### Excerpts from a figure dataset
↓↓↓

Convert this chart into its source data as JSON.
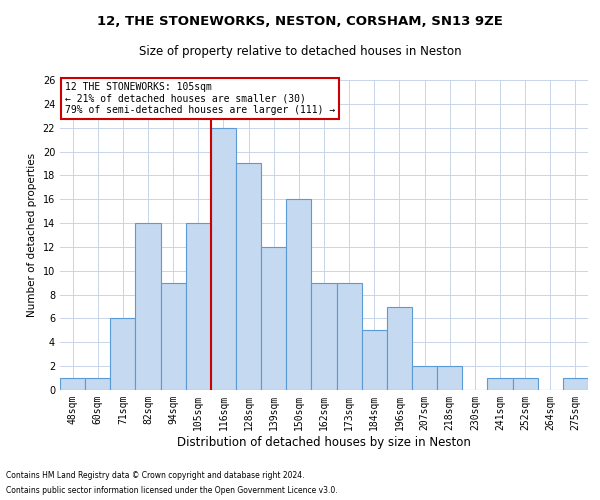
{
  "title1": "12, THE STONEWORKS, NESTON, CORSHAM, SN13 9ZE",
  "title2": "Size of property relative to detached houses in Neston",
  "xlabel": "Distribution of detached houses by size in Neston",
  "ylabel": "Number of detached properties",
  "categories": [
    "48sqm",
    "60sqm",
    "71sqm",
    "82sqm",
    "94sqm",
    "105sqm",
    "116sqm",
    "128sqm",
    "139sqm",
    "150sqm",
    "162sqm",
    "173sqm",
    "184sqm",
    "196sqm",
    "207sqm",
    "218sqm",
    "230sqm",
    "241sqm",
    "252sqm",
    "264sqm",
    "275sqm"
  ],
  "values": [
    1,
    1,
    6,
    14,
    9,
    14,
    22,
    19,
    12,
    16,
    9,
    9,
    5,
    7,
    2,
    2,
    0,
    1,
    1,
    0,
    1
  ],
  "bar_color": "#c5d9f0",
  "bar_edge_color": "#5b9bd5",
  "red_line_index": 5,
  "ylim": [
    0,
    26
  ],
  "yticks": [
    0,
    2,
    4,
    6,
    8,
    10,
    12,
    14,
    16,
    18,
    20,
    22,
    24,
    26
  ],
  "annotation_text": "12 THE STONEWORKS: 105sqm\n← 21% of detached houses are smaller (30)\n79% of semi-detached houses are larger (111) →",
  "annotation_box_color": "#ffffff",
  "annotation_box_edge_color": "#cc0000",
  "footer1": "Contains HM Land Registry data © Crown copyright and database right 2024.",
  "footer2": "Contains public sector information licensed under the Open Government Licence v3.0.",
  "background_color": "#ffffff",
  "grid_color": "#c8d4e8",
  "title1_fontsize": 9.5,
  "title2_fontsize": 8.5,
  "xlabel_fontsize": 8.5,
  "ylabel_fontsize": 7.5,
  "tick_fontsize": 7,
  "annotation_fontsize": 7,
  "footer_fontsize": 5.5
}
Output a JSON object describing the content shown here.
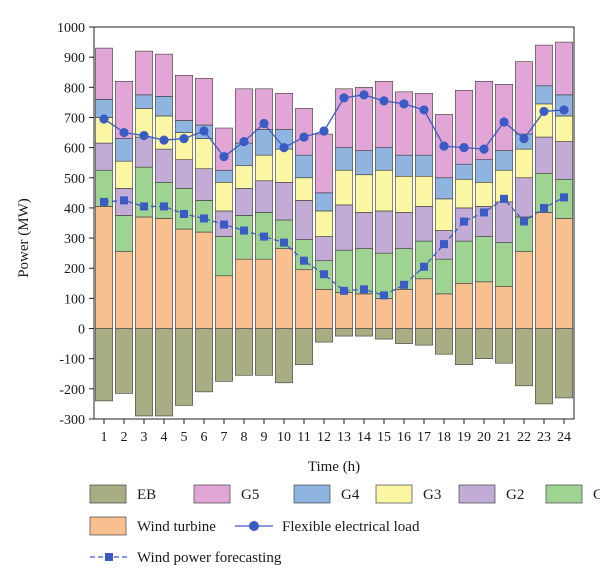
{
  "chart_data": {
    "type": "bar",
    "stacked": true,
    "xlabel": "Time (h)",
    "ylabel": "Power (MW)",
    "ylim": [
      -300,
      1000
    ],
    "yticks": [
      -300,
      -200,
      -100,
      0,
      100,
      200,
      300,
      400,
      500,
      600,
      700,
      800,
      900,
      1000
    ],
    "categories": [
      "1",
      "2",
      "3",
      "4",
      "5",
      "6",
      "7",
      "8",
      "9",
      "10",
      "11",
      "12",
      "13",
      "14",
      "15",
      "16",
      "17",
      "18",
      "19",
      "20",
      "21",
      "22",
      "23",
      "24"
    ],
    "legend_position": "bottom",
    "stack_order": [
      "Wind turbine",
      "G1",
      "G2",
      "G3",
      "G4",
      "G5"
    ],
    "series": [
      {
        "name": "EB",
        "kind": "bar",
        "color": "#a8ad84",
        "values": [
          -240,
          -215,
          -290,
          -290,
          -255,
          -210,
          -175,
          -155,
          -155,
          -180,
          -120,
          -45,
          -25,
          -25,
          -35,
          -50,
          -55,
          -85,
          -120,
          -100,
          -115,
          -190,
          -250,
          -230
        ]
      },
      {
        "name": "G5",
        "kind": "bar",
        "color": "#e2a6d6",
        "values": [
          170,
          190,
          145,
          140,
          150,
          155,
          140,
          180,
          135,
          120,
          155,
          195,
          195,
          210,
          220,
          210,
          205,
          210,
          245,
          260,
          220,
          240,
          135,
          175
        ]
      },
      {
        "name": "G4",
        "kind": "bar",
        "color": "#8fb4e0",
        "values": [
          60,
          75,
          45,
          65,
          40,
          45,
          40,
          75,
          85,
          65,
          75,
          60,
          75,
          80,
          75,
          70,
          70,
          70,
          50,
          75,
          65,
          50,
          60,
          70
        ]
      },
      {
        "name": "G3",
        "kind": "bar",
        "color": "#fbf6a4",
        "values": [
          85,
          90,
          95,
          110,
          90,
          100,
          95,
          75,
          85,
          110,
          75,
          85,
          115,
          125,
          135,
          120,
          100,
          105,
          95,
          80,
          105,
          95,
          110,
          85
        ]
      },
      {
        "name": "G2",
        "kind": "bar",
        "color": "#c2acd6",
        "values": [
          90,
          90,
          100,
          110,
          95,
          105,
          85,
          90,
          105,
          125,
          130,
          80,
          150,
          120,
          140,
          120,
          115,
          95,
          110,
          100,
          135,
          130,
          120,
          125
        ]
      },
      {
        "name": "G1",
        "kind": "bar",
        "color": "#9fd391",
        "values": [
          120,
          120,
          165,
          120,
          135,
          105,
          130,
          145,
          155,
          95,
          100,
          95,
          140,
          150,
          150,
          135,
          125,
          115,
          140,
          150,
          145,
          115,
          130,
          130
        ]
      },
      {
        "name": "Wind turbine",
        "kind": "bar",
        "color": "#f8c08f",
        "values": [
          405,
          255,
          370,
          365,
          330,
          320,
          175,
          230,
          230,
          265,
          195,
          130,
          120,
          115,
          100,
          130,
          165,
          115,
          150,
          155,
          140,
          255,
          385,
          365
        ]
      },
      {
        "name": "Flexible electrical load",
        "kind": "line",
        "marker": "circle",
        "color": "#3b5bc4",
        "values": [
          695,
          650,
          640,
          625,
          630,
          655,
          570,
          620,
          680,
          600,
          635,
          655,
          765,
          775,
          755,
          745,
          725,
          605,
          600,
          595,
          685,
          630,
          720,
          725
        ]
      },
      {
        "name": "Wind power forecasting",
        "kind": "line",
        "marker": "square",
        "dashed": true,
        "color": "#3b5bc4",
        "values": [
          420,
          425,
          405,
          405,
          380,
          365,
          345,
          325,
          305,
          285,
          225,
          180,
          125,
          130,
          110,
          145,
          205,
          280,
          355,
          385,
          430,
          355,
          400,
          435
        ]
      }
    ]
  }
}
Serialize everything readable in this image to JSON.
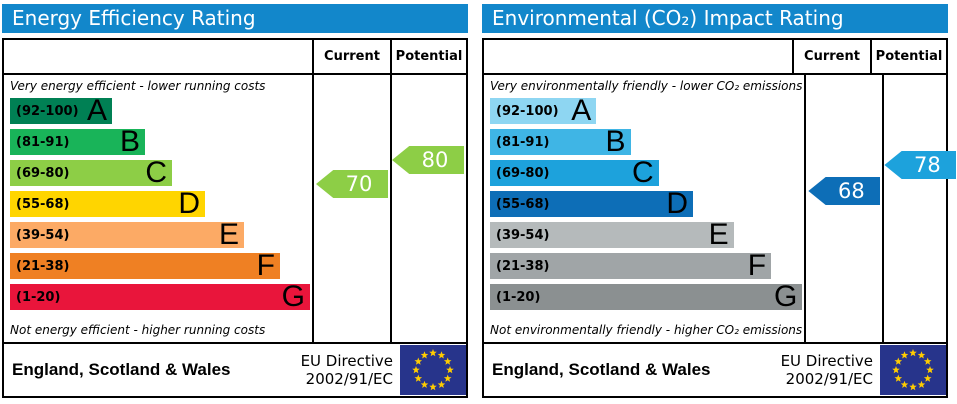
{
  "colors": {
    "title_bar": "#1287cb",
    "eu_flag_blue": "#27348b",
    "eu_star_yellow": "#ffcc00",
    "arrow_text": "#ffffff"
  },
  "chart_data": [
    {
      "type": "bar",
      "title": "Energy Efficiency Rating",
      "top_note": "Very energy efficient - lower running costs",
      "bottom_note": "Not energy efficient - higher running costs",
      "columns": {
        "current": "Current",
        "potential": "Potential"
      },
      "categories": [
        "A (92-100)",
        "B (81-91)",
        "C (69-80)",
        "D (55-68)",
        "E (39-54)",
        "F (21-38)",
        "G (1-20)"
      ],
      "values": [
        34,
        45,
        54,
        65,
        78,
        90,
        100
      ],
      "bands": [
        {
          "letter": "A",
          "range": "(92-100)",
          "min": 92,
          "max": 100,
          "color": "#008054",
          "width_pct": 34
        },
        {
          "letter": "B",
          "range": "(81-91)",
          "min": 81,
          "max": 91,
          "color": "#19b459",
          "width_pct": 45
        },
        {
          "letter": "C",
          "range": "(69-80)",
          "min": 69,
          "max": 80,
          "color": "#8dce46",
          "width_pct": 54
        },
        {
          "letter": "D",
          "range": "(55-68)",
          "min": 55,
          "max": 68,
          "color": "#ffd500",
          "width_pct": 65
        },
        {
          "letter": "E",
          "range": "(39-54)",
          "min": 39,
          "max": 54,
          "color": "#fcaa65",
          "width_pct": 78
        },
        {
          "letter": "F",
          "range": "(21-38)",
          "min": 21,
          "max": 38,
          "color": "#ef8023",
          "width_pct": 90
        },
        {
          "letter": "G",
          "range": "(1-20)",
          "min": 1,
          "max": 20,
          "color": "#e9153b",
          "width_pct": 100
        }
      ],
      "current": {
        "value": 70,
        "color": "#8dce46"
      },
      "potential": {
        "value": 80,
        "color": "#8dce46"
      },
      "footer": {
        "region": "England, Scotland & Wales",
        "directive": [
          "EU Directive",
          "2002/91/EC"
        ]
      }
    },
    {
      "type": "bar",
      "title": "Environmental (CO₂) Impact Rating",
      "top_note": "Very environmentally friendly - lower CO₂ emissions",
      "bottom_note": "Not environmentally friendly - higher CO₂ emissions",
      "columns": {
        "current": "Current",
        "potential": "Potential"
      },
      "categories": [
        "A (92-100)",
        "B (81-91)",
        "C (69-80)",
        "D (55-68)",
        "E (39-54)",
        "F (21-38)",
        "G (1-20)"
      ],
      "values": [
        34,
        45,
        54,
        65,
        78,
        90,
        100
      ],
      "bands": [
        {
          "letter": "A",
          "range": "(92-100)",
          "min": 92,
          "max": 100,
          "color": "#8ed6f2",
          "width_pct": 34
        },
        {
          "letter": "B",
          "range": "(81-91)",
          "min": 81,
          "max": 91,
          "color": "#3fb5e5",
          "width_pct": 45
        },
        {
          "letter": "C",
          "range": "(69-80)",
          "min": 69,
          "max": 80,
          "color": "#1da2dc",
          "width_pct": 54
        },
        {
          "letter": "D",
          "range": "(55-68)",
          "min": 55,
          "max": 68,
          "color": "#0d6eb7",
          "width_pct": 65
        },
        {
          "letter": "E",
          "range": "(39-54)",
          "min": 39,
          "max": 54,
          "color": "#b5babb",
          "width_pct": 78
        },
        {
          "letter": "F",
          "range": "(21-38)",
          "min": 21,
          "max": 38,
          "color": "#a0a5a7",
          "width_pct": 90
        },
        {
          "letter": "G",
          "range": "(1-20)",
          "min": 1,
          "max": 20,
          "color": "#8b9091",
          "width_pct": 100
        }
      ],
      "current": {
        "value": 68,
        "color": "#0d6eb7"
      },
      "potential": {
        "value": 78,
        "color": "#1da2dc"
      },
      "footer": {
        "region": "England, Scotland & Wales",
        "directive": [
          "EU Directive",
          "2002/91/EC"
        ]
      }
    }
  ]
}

↑↑↑

### Task requirements
Using the records above, list each line that includes "this".

### Answer
Convert this chart into its source data as JSON.
Serialize everything readable in this image to JSON.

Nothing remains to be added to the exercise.